Figure content listings
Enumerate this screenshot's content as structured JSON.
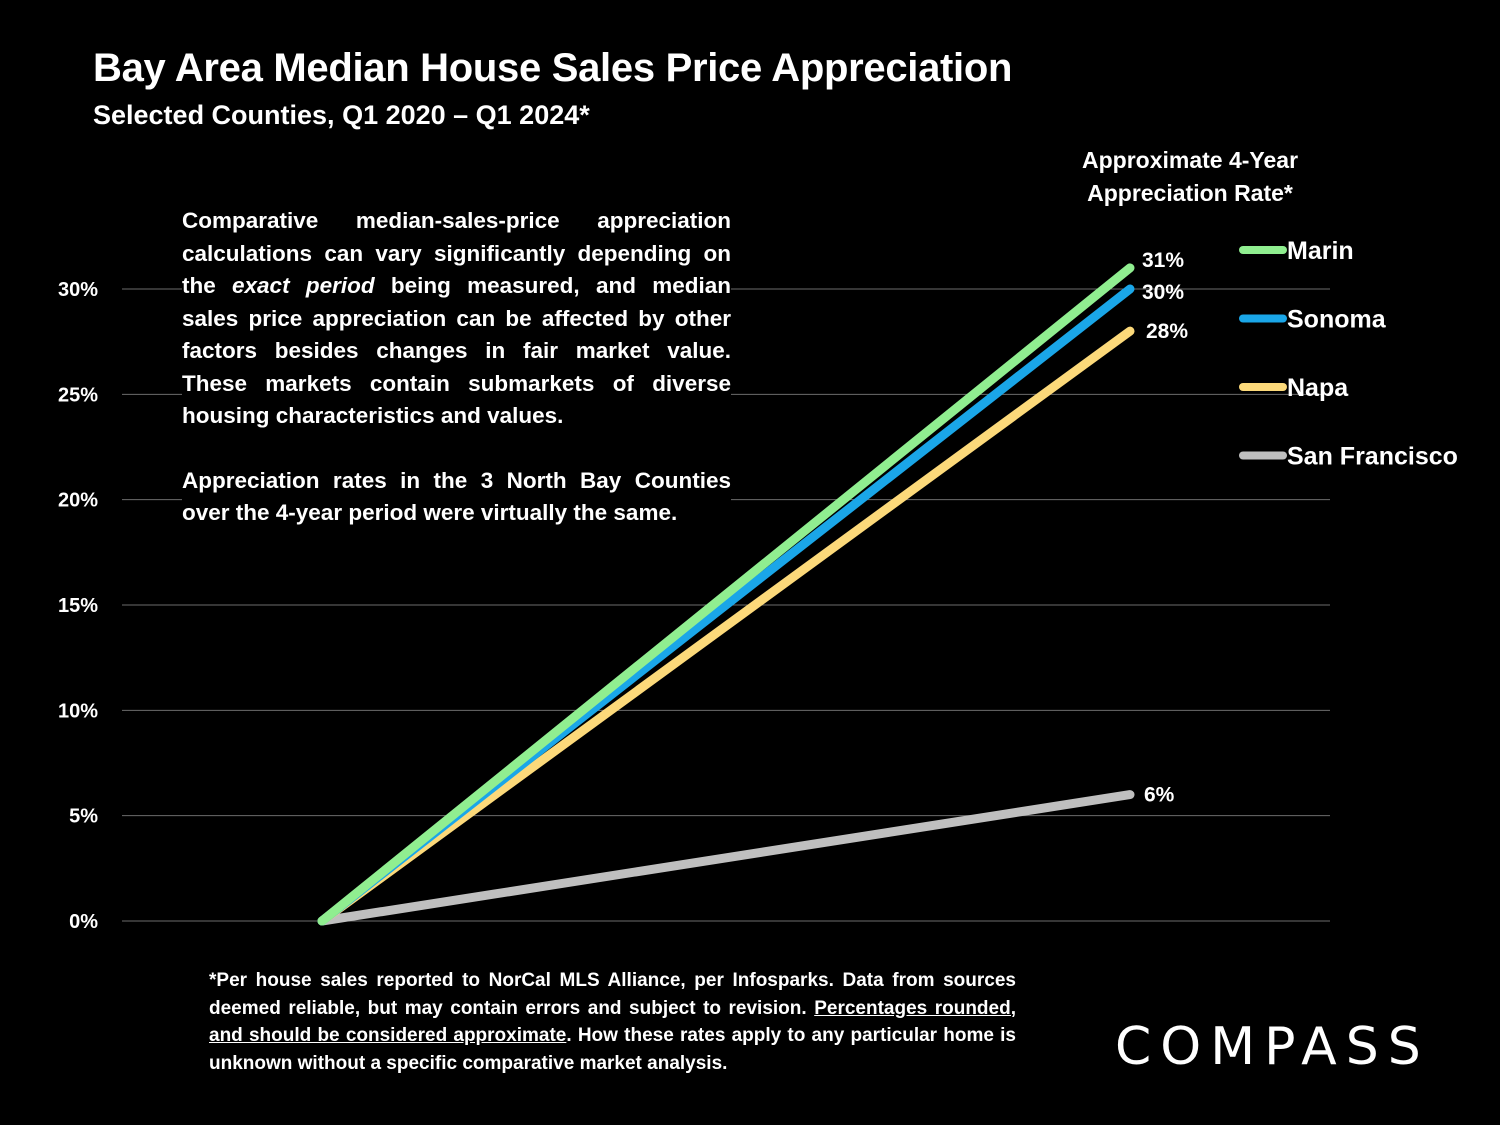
{
  "title": "Bay Area Median House Sales Price Appreciation",
  "subtitle": "Selected Counties, Q1 2020 – Q1 2024*",
  "annotation": {
    "p1_before": "Comparative median-sales-price appreciation calculations can vary significantly depending on the ",
    "p1_emph": "exact period",
    "p1_after": " being measured, and median sales price appreciation can be affected by other factors besides changes in fair market value. These markets contain submarkets of diverse housing characteristics and values.",
    "p2": "Appreciation rates in the 3 North Bay Counties over the 4-year period were virtually the same."
  },
  "footnote": {
    "before": "*Per house sales reported to NorCal MLS Alliance, per Infosparks. Data from sources deemed reliable, but may contain errors and subject to revision. ",
    "underlined": "Percentages rounded, and should be considered approximate",
    "after": ". How these rates apply to any particular home is unknown without a specific comparative market analysis."
  },
  "logo_text": "COMPASS",
  "chart_data": {
    "type": "line",
    "title": "Bay Area Median House Sales Price Appreciation",
    "subtitle": "Selected Counties, Q1 2020 – Q1 2024*",
    "x": [
      "Q1 2020",
      "Q1 2024"
    ],
    "xlabel": "",
    "ylabel": "",
    "ylim": [
      0,
      30
    ],
    "y_ticks": [
      0,
      5,
      10,
      15,
      20,
      25,
      30
    ],
    "y_tick_labels": [
      "0%",
      "5%",
      "10%",
      "15%",
      "20%",
      "25%",
      "30%"
    ],
    "grid": true,
    "legend_title_lines": [
      "Approximate 4-Year",
      "Appreciation Rate*"
    ],
    "legend_position": "right",
    "series": [
      {
        "name": "Marin",
        "values": [
          0,
          31
        ],
        "color": "#90EE90",
        "end_label": "31%"
      },
      {
        "name": "Sonoma",
        "values": [
          0,
          30
        ],
        "color": "#1AA6E8",
        "end_label": "30%"
      },
      {
        "name": "Napa",
        "values": [
          0,
          28
        ],
        "color": "#FCD97A",
        "end_label": "28%"
      },
      {
        "name": "San Francisco",
        "values": [
          0,
          6
        ],
        "color": "#BFBFBF",
        "end_label": "6%"
      }
    ]
  }
}
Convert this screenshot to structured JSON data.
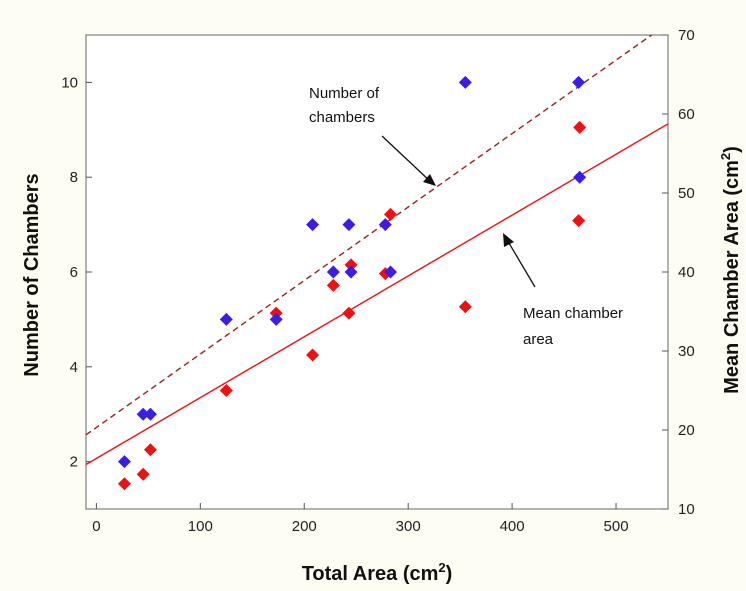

● **Stated goal**:
Read the entries above, then pull out the lines that include "period".

● **Written response**:
    "p1_emph": "exact period",
    "p2": "Appreciation rates in the 3 North Bay Counties over the 4-year period were virtually the same."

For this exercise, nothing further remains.